**Exercise materials**
((

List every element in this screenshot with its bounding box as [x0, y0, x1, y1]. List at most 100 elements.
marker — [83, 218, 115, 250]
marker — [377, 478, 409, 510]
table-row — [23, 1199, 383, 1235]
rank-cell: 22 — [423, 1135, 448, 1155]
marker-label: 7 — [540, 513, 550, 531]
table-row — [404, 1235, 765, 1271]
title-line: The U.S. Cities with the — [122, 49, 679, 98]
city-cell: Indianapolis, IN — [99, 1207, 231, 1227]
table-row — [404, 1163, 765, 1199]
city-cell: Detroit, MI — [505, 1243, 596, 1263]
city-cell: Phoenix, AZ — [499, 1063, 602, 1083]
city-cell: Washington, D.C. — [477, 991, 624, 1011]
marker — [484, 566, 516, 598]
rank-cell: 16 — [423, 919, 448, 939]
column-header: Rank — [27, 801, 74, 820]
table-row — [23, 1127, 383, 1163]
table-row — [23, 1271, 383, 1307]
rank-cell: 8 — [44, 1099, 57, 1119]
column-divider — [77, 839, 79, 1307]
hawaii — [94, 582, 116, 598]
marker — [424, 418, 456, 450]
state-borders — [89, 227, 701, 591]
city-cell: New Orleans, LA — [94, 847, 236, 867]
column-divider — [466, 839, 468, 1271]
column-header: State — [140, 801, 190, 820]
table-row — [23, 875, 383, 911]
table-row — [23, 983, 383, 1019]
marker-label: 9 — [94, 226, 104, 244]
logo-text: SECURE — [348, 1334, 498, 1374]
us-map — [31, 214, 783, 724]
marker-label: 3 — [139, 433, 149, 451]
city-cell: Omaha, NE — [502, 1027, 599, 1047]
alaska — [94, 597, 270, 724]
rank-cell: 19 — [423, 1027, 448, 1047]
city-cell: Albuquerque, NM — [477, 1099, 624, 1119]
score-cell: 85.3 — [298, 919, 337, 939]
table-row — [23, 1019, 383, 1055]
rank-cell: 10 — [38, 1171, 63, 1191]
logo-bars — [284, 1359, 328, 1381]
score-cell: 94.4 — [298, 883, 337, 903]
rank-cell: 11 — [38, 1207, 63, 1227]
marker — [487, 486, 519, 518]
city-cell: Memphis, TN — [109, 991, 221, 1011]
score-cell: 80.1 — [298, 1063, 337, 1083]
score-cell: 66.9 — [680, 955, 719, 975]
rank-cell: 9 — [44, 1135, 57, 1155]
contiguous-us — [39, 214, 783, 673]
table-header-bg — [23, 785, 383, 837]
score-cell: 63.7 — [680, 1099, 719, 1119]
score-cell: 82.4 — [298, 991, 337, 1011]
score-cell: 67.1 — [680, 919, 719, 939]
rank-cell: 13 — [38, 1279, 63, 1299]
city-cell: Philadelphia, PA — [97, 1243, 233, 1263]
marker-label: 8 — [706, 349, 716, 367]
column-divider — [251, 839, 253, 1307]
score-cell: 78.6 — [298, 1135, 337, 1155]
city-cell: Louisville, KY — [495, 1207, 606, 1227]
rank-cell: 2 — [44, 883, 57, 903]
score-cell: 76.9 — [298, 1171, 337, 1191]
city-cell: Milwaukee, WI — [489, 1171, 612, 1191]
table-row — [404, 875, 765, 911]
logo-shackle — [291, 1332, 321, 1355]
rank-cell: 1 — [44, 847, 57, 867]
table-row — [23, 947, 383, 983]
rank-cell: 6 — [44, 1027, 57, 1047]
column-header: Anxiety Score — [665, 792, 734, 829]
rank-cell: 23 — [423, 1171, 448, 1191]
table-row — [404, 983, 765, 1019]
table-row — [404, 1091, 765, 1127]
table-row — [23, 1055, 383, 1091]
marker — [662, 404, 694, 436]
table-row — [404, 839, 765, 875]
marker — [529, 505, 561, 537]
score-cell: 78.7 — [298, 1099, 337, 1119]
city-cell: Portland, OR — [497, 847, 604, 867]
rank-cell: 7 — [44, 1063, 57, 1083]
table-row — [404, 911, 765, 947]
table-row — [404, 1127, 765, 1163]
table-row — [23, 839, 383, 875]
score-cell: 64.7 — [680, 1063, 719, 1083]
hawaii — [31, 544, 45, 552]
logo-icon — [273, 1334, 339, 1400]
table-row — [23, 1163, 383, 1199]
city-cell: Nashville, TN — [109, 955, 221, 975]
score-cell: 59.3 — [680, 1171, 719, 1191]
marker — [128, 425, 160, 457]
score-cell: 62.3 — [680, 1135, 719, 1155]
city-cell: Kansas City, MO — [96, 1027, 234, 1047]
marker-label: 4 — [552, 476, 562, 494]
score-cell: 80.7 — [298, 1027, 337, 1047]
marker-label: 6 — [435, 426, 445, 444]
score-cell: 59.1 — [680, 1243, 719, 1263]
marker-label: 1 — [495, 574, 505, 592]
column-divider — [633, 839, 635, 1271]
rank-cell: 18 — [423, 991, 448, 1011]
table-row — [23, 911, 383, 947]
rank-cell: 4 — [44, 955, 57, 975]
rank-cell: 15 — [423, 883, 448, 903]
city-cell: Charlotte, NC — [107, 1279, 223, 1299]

))

**Task goal**
Switch every "table-row" in the items above to "row" and reproduce all the lines with everything else left unchanged.

**The solution**
List every element in this screenshot with its bounding box as [x0, y0, x1, y1]. List at most 100 elements.
marker — [83, 218, 115, 250]
marker — [377, 478, 409, 510]
row — [23, 1199, 383, 1235]
rank-cell: 22 — [423, 1135, 448, 1155]
marker-label: 7 — [540, 513, 550, 531]
row — [404, 1235, 765, 1271]
title-line: The U.S. Cities with the — [122, 49, 679, 98]
city-cell: Indianapolis, IN — [99, 1207, 231, 1227]
row — [404, 1163, 765, 1199]
city-cell: Detroit, MI — [505, 1243, 596, 1263]
city-cell: Phoenix, AZ — [499, 1063, 602, 1083]
city-cell: Washington, D.C. — [477, 991, 624, 1011]
marker — [484, 566, 516, 598]
rank-cell: 16 — [423, 919, 448, 939]
column-header: Rank — [27, 801, 74, 820]
row — [23, 1127, 383, 1163]
row — [23, 1271, 383, 1307]
rank-cell: 8 — [44, 1099, 57, 1119]
column-divider — [77, 839, 79, 1307]
hawaii — [94, 582, 116, 598]
marker — [424, 418, 456, 450]
state-borders — [89, 227, 701, 591]
city-cell: New Orleans, LA — [94, 847, 236, 867]
column-divider — [466, 839, 468, 1271]
column-header: State — [140, 801, 190, 820]
row — [23, 875, 383, 911]
row — [23, 983, 383, 1019]
marker-label: 9 — [94, 226, 104, 244]
logo-text: SECURE — [348, 1334, 498, 1374]
us-map — [31, 214, 783, 724]
marker-label: 3 — [139, 433, 149, 451]
city-cell: Omaha, NE — [502, 1027, 599, 1047]
alaska — [94, 597, 270, 724]
rank-cell: 19 — [423, 1027, 448, 1047]
city-cell: Albuquerque, NM — [477, 1099, 624, 1119]
score-cell: 85.3 — [298, 919, 337, 939]
row — [23, 1019, 383, 1055]
rank-cell: 10 — [38, 1171, 63, 1191]
logo-bars — [284, 1359, 328, 1381]
score-cell: 94.4 — [298, 883, 337, 903]
rank-cell: 11 — [38, 1207, 63, 1227]
marker — [487, 486, 519, 518]
city-cell: Memphis, TN — [109, 991, 221, 1011]
score-cell: 80.1 — [298, 1063, 337, 1083]
score-cell: 66.9 — [680, 955, 719, 975]
rank-cell: 9 — [44, 1135, 57, 1155]
contiguous-us — [39, 214, 783, 673]
table-header-bg — [23, 785, 383, 837]
score-cell: 63.7 — [680, 1099, 719, 1119]
score-cell: 82.4 — [298, 991, 337, 1011]
score-cell: 67.1 — [680, 919, 719, 939]
rank-cell: 13 — [38, 1279, 63, 1299]
city-cell: Philadelphia, PA — [97, 1243, 233, 1263]
marker-label: 8 — [706, 349, 716, 367]
column-divider — [251, 839, 253, 1307]
score-cell: 78.6 — [298, 1135, 337, 1155]
city-cell: Louisville, KY — [495, 1207, 606, 1227]
rank-cell: 2 — [44, 883, 57, 903]
score-cell: 76.9 — [298, 1171, 337, 1191]
city-cell: Milwaukee, WI — [489, 1171, 612, 1191]
row — [404, 875, 765, 911]
logo-shackle — [291, 1332, 321, 1355]
rank-cell: 1 — [44, 847, 57, 867]
row — [23, 947, 383, 983]
rank-cell: 6 — [44, 1027, 57, 1047]
column-header: Anxiety Score — [665, 792, 734, 829]
rank-cell: 23 — [423, 1171, 448, 1191]
row — [404, 983, 765, 1019]
row — [404, 1091, 765, 1127]
row — [23, 1055, 383, 1091]
marker — [662, 404, 694, 436]
row — [404, 839, 765, 875]
marker — [529, 505, 561, 537]
score-cell: 78.7 — [298, 1099, 337, 1119]
city-cell: Portland, OR — [497, 847, 604, 867]
rank-cell: 7 — [44, 1063, 57, 1083]
row — [404, 911, 765, 947]
row — [404, 1127, 765, 1163]
row — [23, 839, 383, 875]
score-cell: 64.7 — [680, 1063, 719, 1083]
hawaii — [31, 544, 45, 552]
logo-icon — [273, 1334, 339, 1400]
row — [23, 1163, 383, 1199]
city-cell: Nashville, TN — [109, 955, 221, 975]
score-cell: 59.3 — [680, 1171, 719, 1191]
marker — [128, 425, 160, 457]
score-cell: 62.3 — [680, 1135, 719, 1155]
city-cell: Kansas City, MO — [96, 1027, 234, 1047]
marker-label: 4 — [552, 476, 562, 494]
score-cell: 80.7 — [298, 1027, 337, 1047]
marker-label: 6 — [435, 426, 445, 444]
score-cell: 59.1 — [680, 1243, 719, 1263]
marker-label: 1 — [495, 574, 505, 592]
column-divider — [633, 839, 635, 1271]
rank-cell: 18 — [423, 991, 448, 1011]
row — [23, 911, 383, 947]
rank-cell: 4 — [44, 955, 57, 975]
rank-cell: 15 — [423, 883, 448, 903]
city-cell: Charlotte, NC — [107, 1279, 223, 1299]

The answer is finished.